Items listed in a dataset:
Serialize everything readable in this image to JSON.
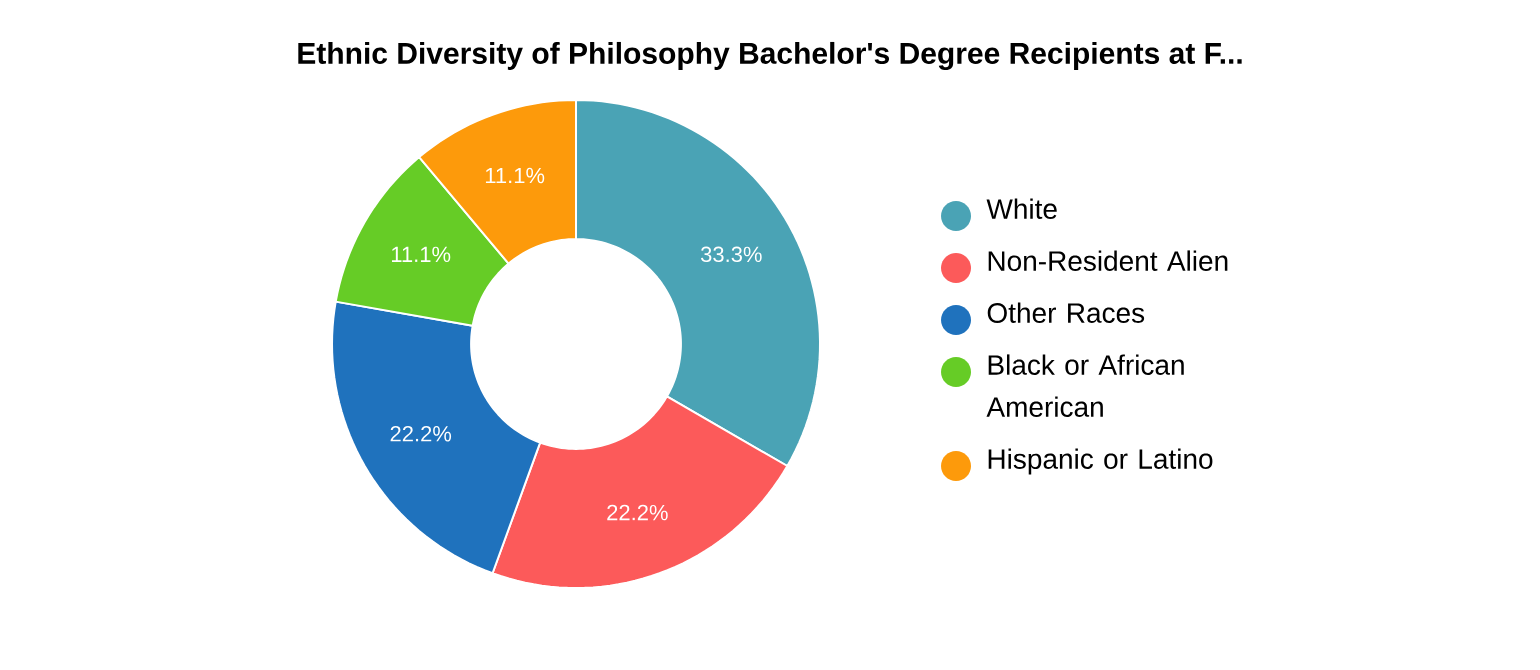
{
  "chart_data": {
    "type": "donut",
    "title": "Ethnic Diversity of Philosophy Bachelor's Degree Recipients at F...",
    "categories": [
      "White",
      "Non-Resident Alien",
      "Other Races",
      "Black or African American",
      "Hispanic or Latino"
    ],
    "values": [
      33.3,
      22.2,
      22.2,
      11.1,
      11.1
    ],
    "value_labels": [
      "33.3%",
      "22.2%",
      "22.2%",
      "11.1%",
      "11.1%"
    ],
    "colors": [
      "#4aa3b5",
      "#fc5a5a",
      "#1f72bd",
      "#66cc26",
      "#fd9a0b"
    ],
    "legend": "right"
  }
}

▶ Do this
With the pictures left out, transcribe the material exactly.

▶ Result for this task
Serialize everything readable in this image to JSON.
{
  "chart_data": {
    "type": "donut",
    "title": "Ethnic Diversity of Philosophy Bachelor's Degree Recipients at F...",
    "categories": [
      "White",
      "Non-Resident Alien",
      "Other Races",
      "Black or African American",
      "Hispanic or Latino"
    ],
    "values": [
      33.3,
      22.2,
      22.2,
      11.1,
      11.1
    ],
    "value_labels": [
      "33.3%",
      "22.2%",
      "22.2%",
      "11.1%",
      "11.1%"
    ],
    "colors": [
      "#4aa3b5",
      "#fc5a5a",
      "#1f72bd",
      "#66cc26",
      "#fd9a0b"
    ],
    "legend": "right"
  }
}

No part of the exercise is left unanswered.